> Selected passage:
If you have ever run a PowerShell script to move or rename a folder on Google Drive for Desktop and hit a vague permission error, you are not alone. The folder is right there. Nothing in Task Manager shows it as open. Yet Windows refuses to move it. The error says "access denied" or "file in use" with no further explanation. This is a known quirk of how Google Drive holds file handles during an active sync.
Why Drive Locks Folders During Sync
Google Drive for Desktop does not just copy files to your machine. It holds open handles on folders and their contents while it syncs changes to the cloud. From Windows' perspective, those handles count as active locks. Any script that tries to move, rename, or delete the folder while Drive is mid-sync will fail. The process holding the lock does not always show up cleanly in Task Manager because Drive manages it internally. You are not doing anything wrong. Drive is just in the middle of something.
The fix is not to force the move. The fix is to pause Drive first, let it confirm the pause, run your operation, then resume. One extra minute saves a frustrating debugging loop.
The Reliable Fix: Pause, Move, Resume
Before running any script that touches folders inside your Drive path, pause sync from the Drive for Desktop system tray icon. Click the icon, open the menu, and select "Pause syncing." Wait for the icon to show that sync is fully paused, not just pausing. Then run your move or rename operation. After the script finishes, verify the result with Test-Path to confirm the folder landed where you expected. Once confirmed, resume syncing. Drive will catch up on its own.

[Records from a data source]
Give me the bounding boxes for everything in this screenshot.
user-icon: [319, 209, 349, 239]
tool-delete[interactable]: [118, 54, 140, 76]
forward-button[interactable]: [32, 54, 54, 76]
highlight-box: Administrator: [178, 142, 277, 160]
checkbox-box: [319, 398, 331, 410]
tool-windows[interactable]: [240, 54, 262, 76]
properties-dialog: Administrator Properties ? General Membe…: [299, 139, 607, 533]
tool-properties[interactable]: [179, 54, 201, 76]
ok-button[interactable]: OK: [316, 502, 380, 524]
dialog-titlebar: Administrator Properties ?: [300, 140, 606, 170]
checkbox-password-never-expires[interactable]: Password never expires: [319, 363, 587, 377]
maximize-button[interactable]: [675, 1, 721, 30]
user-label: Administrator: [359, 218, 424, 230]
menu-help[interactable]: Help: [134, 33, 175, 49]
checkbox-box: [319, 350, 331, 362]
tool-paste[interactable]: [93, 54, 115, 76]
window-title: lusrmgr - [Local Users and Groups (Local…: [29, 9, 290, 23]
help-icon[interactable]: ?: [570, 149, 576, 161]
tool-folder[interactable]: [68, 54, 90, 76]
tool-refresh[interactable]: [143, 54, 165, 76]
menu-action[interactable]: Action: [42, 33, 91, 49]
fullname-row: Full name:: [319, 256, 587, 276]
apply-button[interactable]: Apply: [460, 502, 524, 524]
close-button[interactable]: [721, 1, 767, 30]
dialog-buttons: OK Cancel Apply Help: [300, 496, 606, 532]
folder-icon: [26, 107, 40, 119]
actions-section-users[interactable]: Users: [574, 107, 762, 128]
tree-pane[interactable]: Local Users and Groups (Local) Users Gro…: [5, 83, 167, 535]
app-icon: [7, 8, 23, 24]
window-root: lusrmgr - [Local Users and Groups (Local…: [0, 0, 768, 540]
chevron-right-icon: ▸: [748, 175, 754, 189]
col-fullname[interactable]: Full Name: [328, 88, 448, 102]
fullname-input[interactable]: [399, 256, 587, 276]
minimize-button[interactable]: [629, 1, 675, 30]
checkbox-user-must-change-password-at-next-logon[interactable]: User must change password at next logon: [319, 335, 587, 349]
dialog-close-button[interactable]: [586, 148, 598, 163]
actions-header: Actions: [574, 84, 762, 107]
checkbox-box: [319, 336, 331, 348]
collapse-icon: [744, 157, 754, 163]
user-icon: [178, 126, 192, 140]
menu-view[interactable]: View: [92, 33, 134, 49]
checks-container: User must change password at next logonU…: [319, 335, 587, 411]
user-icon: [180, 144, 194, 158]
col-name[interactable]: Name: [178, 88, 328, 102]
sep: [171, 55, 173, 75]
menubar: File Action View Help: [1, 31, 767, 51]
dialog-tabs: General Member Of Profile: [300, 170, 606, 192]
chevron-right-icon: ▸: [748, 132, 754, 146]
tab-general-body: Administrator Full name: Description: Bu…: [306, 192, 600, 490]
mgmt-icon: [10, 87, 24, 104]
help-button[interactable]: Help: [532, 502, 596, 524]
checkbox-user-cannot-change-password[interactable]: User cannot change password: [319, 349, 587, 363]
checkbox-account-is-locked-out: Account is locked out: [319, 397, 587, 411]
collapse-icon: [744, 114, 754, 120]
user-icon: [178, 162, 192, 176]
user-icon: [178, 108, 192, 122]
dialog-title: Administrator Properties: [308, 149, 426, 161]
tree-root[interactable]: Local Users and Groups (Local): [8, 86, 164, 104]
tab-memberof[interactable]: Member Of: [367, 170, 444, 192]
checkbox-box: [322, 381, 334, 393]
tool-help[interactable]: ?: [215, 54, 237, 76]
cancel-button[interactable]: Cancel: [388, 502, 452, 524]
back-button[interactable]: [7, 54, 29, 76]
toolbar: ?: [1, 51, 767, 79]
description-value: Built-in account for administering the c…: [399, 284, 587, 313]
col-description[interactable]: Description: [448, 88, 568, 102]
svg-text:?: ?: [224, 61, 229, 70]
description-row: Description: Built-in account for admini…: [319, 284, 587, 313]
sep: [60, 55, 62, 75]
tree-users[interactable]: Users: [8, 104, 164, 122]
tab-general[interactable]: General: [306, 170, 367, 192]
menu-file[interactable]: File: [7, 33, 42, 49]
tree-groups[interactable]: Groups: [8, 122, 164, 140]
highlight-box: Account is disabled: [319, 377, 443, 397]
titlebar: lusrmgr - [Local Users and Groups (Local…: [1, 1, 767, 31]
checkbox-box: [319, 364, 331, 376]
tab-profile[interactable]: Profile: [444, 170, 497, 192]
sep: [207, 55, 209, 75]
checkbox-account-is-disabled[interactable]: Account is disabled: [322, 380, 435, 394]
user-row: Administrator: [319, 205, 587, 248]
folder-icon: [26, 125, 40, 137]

> Questions to answer:
**A)** In the text on Google Drive folder locks, what do Drive's open handles count as from Windows' perspective?
**B)** Carry on the text about Google Drive folder locks from its final sentence.

> Answers in order:
**A)** They count as active locks.

**B)**
When pausing is not an option, for example in an automated routine that runs without user interaction, do not attempt a move at all. Rename the folder with a _DEPRECATED suffix instead. This sidesteps the lock entirely because renaming in place does not trigger the same handle conflict as moving across directories. Your script stays clean, Drive does not complain, and you can do the actual cleanup later during a manual session when you can pause sync properly.
What This Looks Like in Practice
At Balay ni Bruno & Co., this issue came up while building folder management scripts for the BBC Drive. The pattern is now documented and baked into every Drive-touching script: pause first, operate second, verify third, resume last. If the script is unattended, fall back to the rename workaround. It is a small discipline that saves a big headache. Windows, PowerShell, and Google Drive can all work together cleanly once you respect the sync lock.
Key Takeaways
- Pause Drive Desktop sync before any folder rename or move in a shared drive.
- Drive file handles during sync show up as permission errors, not sync errors.
- The _DEPRECATED rename-in-place workaround avoids the lock entirely.
- Test-Path after every move catches silent failures before they cascade.